[start of Extracted data]

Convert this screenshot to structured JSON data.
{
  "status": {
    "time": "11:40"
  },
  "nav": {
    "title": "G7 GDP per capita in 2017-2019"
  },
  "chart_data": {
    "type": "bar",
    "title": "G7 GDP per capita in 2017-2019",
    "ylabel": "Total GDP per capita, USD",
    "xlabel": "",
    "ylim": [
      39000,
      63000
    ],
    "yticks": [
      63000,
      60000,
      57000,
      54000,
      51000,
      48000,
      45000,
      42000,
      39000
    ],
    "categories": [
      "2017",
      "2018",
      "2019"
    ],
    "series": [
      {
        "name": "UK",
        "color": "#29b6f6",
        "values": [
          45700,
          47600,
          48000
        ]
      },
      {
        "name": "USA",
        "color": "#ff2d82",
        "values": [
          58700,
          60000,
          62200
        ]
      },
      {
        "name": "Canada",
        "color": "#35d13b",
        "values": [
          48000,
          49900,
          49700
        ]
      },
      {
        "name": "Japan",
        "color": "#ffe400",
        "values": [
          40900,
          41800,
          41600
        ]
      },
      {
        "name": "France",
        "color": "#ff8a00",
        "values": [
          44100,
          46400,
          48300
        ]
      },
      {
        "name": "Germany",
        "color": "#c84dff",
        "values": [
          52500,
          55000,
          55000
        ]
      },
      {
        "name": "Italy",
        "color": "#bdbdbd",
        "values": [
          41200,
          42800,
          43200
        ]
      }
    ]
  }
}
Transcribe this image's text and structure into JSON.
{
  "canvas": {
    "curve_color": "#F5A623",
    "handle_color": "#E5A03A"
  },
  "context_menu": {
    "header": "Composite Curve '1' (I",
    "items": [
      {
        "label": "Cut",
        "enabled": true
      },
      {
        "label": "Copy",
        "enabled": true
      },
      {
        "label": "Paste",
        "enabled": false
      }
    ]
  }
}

[end of Extracted data]

▸ **Exercise details**: All lines from the one with "Transcribe this image's" through the final line above are to be quoted exactly; quote no other line.

▸ **Response**:
Transcribe this image's text and structure into JSON.
{
  "canvas": {
    "curve_color": "#F5A623",
    "handle_color": "#E5A03A"
  },
  "context_menu": {
    "header": "Composite Curve '1' (I",
    "items": [
      {
        "label": "Cut",
        "enabled": true
      },
      {
        "label": "Copy",
        "enabled": true
      },
      {
        "label": "Paste",
        "enabled": false
      }
    ]
  }
}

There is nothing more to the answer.